■ **Stated goal**
Below is some material; set it all down exactly, apart from the pictures.
::: Available data :::
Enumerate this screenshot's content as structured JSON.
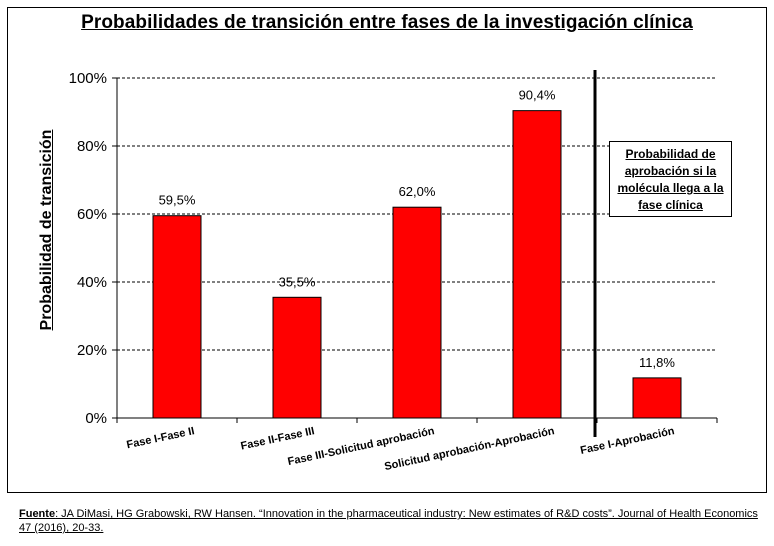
{
  "chart_data": {
    "type": "bar",
    "title": "Probabilidades de transición entre fases de la investigación clínica",
    "ylabel": "Probabilidad de transición",
    "xlabel": "",
    "ylim": [
      0,
      100
    ],
    "yticks": [
      0,
      20,
      40,
      60,
      80,
      100
    ],
    "ytick_labels": [
      "0%",
      "20%",
      "40%",
      "60%",
      "80%",
      "100%"
    ],
    "grid": "horizontal dashed",
    "categories": [
      "Fase I-Fase II",
      "Fase II-Fase III",
      "Fase III-Solicitud aprobación",
      "Solicitud aprobación-Aprobación",
      "Fase I-Aprobación"
    ],
    "values": [
      59.5,
      35.5,
      62.0,
      90.4,
      11.8
    ],
    "value_labels": [
      "59,5%",
      "35,5%",
      "62,0%",
      "90,4%",
      "11,8%"
    ],
    "bar_color": "#ff0000",
    "annotation": "Probabilidad de aprobación si la molécula llega a la fase clínica"
  },
  "source": {
    "label": "Fuente",
    "text": ": JA DiMasi, HG Grabowski, RW Hansen. “Innovation in the pharmaceutical industry: New estimates of R&D costs”. Journal of Health Economics 47 (2016), 20-33."
  }
}
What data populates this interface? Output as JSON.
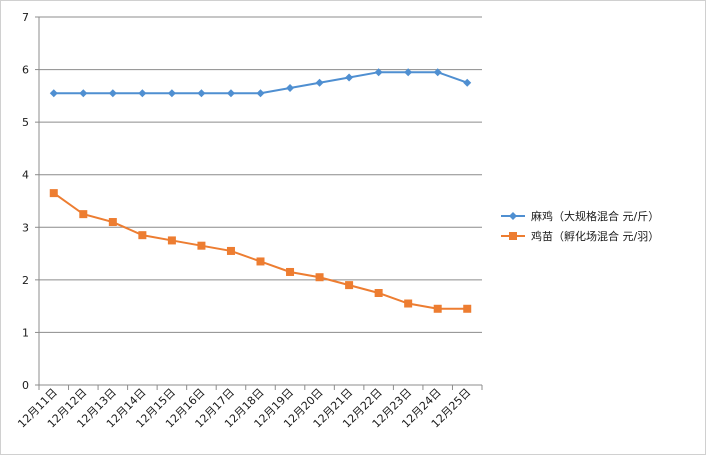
{
  "chart_data": {
    "type": "line",
    "categories": [
      "12月11日",
      "12月12日",
      "12月13日",
      "12月14日",
      "12月15日",
      "12月16日",
      "12月17日",
      "12月18日",
      "12月19日",
      "12月20日",
      "12月21日",
      "12月22日",
      "12月23日",
      "12月24日",
      "12月25日"
    ],
    "series": [
      {
        "name": "麻鸡（大规格混合  元/斤）",
        "color": "#4f8fd1",
        "marker": "diamond",
        "values": [
          5.55,
          5.55,
          5.55,
          5.55,
          5.55,
          5.55,
          5.55,
          5.55,
          5.65,
          5.75,
          5.85,
          5.95,
          5.95,
          5.95,
          5.75
        ]
      },
      {
        "name": "鸡苗（孵化场混合  元/羽）",
        "color": "#ed7d31",
        "marker": "square",
        "values": [
          3.65,
          3.25,
          3.1,
          2.85,
          2.75,
          2.65,
          2.55,
          2.35,
          2.15,
          2.05,
          1.9,
          1.75,
          1.55,
          1.45,
          1.45
        ]
      }
    ],
    "y_ticks": [
      "0",
      "1",
      "2",
      "3",
      "4",
      "5",
      "6",
      "7"
    ],
    "ylim": [
      0,
      7
    ],
    "grid": true,
    "legend_position": "right"
  }
}
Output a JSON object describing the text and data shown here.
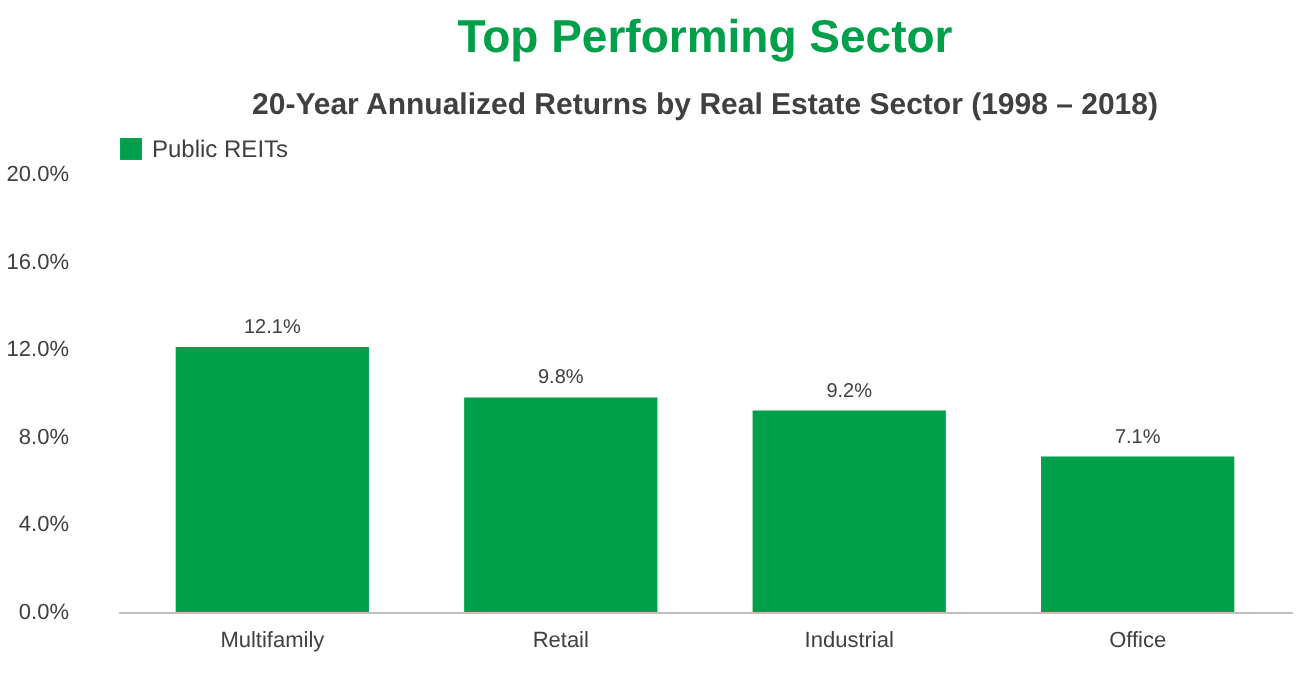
{
  "chart_data": {
    "type": "bar",
    "title": "Top Performing Sector",
    "subtitle": "20-Year Annualized Returns by Real Estate Sector (1998 – 2018)",
    "categories": [
      "Multifamily",
      "Retail",
      "Industrial",
      "Office"
    ],
    "series": [
      {
        "name": "Public REITs",
        "color": "#00a04b",
        "values": [
          12.1,
          9.8,
          9.2,
          7.1
        ],
        "value_labels": [
          "12.1%",
          "9.8%",
          "9.2%",
          "7.1%"
        ]
      }
    ],
    "ylim": [
      0,
      20
    ],
    "yticks": [
      {
        "value": 0,
        "label": "0.0%"
      },
      {
        "value": 4,
        "label": "4.0%"
      },
      {
        "value": 8,
        "label": "8.0%"
      },
      {
        "value": 12,
        "label": "12.0%"
      },
      {
        "value": 16,
        "label": "16.0%"
      },
      {
        "value": 20,
        "label": "20.0%"
      }
    ],
    "grid": false,
    "legend": "top"
  }
}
:::
■ **Solution for this problem**
Enumerate this screenshot's content as structured JSON.
{
  "chart_data": {
    "type": "bar",
    "title": "Probabilidades de transición entre fases de la investigación clínica",
    "ylabel": "Probabilidad de transición",
    "xlabel": "",
    "ylim": [
      0,
      100
    ],
    "yticks": [
      0,
      20,
      40,
      60,
      80,
      100
    ],
    "ytick_labels": [
      "0%",
      "20%",
      "40%",
      "60%",
      "80%",
      "100%"
    ],
    "grid": "horizontal dashed",
    "categories": [
      "Fase I-Fase II",
      "Fase II-Fase III",
      "Fase III-Solicitud aprobación",
      "Solicitud aprobación-Aprobación",
      "Fase I-Aprobación"
    ],
    "values": [
      59.5,
      35.5,
      62.0,
      90.4,
      11.8
    ],
    "value_labels": [
      "59,5%",
      "35,5%",
      "62,0%",
      "90,4%",
      "11,8%"
    ],
    "bar_color": "#ff0000",
    "annotation": "Probabilidad de aprobación si la molécula llega a la fase clínica"
  },
  "source": {
    "label": "Fuente",
    "text": ": JA DiMasi, HG Grabowski, RW Hansen. “Innovation in the pharmaceutical industry: New estimates of R&D costs”. Journal of Health Economics 47 (2016), 20-33."
  }
}
What data populates this interface? Output as JSON.
{
  "chart_data": {
    "type": "line",
    "categories": [
      "12月11日",
      "12月12日",
      "12月13日",
      "12月14日",
      "12月15日",
      "12月16日",
      "12月17日",
      "12月18日",
      "12月19日",
      "12月20日",
      "12月21日",
      "12月22日",
      "12月23日",
      "12月24日",
      "12月25日"
    ],
    "series": [
      {
        "name": "麻鸡（大规格混合  元/斤）",
        "color": "#4f8fd1",
        "marker": "diamond",
        "values": [
          5.55,
          5.55,
          5.55,
          5.55,
          5.55,
          5.55,
          5.55,
          5.55,
          5.65,
          5.75,
          5.85,
          5.95,
          5.95,
          5.95,
          5.75
        ]
      },
      {
        "name": "鸡苗（孵化场混合  元/羽）",
        "color": "#ed7d31",
        "marker": "square",
        "values": [
          3.65,
          3.25,
          3.1,
          2.85,
          2.75,
          2.65,
          2.55,
          2.35,
          2.15,
          2.05,
          1.9,
          1.75,
          1.55,
          1.45,
          1.45
        ]
      }
    ],
    "y_ticks": [
      "0",
      "1",
      "2",
      "3",
      "4",
      "5",
      "6",
      "7"
    ],
    "ylim": [
      0,
      7
    ],
    "grid": true,
    "legend_position": "right"
  }
}
Output a JSON object describing the text and data shown here.
{
  "chart_data": {
    "type": "bar",
    "title": "Top Performing Sector",
    "subtitle": "20-Year Annualized Returns by Real Estate Sector (1998 – 2018)",
    "categories": [
      "Multifamily",
      "Retail",
      "Industrial",
      "Office"
    ],
    "series": [
      {
        "name": "Public REITs",
        "color": "#00a04b",
        "values": [
          12.1,
          9.8,
          9.2,
          7.1
        ],
        "value_labels": [
          "12.1%",
          "9.8%",
          "9.2%",
          "7.1%"
        ]
      }
    ],
    "ylim": [
      0,
      20
    ],
    "yticks": [
      {
        "value": 0,
        "label": "0.0%"
      },
      {
        "value": 4,
        "label": "4.0%"
      },
      {
        "value": 8,
        "label": "8.0%"
      },
      {
        "value": 12,
        "label": "12.0%"
      },
      {
        "value": 16,
        "label": "16.0%"
      },
      {
        "value": 20,
        "label": "20.0%"
      }
    ],
    "grid": false,
    "legend": "top"
  }
}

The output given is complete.